*To be done*: Restate each line word for word. Leave out every picture.
*****
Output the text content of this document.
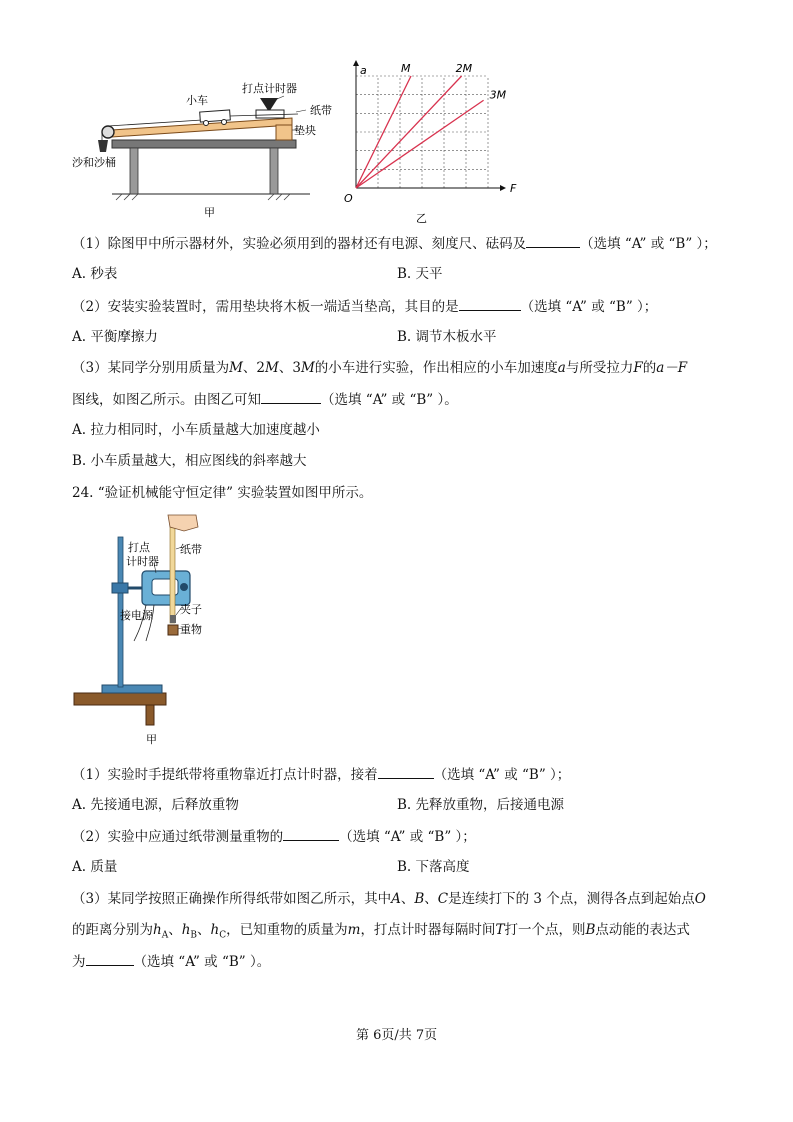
小车
打点计时器
纸带
垫块
沙和沙桶
甲
M	2M
3M
a
F
O
乙
（1）除图甲中所示器材外，实验必须用到的器材还有电源、刻度尺、砝码及	（选填 “A” 或 “B” ）；
A. 秒表	B. 天平
（2）安装实验装置时，需用垫块将木板一端适当垫高，其目的是	（选填 “A” 或 “B” ）；
A. 平衡摩擦力	B. 调节木板水平
（3）某同学分别用质量为M、2M、3M的小车进行实验，作出相应的小车加速度a与所受拉力F的a－F
图线，如图乙所示。由图乙可知	（选填 “A” 或 “B” ）。
A. 拉力相同时，小车质量越大加速度越小
B. 小车质量越大，相应图线的斜率越大
24. “验证机械能守恒定律” 实验装置如图甲所示。
打点
计时器
纸带
接电源 夹子
重物
甲
（1）实验时手提纸带将重物靠近打点计时器，接着	（选填 “A” 或 “B” ）；
A. 先接通电源，后释放重物	B. 先释放重物，后接通电源
（2）实验中应通过纸带测量重物的	（选填 “A” 或 “B” ）；
A. 质量	B. 下落高度
（3）某同学按照正确操作所得纸带如图乙所示，其中A、B、C是连续打下的 3 个点，测得各点到起始点O
的距离分别为$h_A$、$h_B$、$h_C$，已知重物的质量为m，打点计时器每隔时间T打一个点，则B点动能的表达式
为	（选填 “A” 或 “B” ）。
第 6页/共 7页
*****
*Exercise response*:
Output the text content of this document.
小车
打点计时器
纸带
垫块
沙和沙桶
甲
M	2M
3M
a
F
O
乙
（1）除图甲中所示器材外，实验必须用到的器材还有电源、刻度尺、砝码及	（选填 “A” 或 “B” ）；
A. 秒表	B. 天平
（2）安装实验装置时，需用垫块将木板一端适当垫高，其目的是	（选填 “A” 或 “B” ）；
A. 平衡摩擦力	B. 调节木板水平
（3）某同学分别用质量为M、2M、3M的小车进行实验，作出相应的小车加速度a与所受拉力F的a－F
图线，如图乙所示。由图乙可知	（选填 “A” 或 “B” ）。
A. 拉力相同时，小车质量越大加速度越小
B. 小车质量越大，相应图线的斜率越大
24. “验证机械能守恒定律” 实验装置如图甲所示。
打点
计时器
纸带
接电源 夹子
重物
甲
（1）实验时手提纸带将重物靠近打点计时器，接着	（选填 “A” 或 “B” ）；
A. 先接通电源，后释放重物	B. 先释放重物，后接通电源
（2）实验中应通过纸带测量重物的	（选填 “A” 或 “B” ）；
A. 质量	B. 下落高度
（3）某同学按照正确操作所得纸带如图乙所示，其中A、B、C是连续打下的 3 个点，测得各点到起始点O
的距离分别为$h_A$、$h_B$、$h_C$，已知重物的质量为m，打点计时器每隔时间T打一个点，则B点动能的表达式
为	（选填 “A” 或 “B” ）。
第 6页/共 7页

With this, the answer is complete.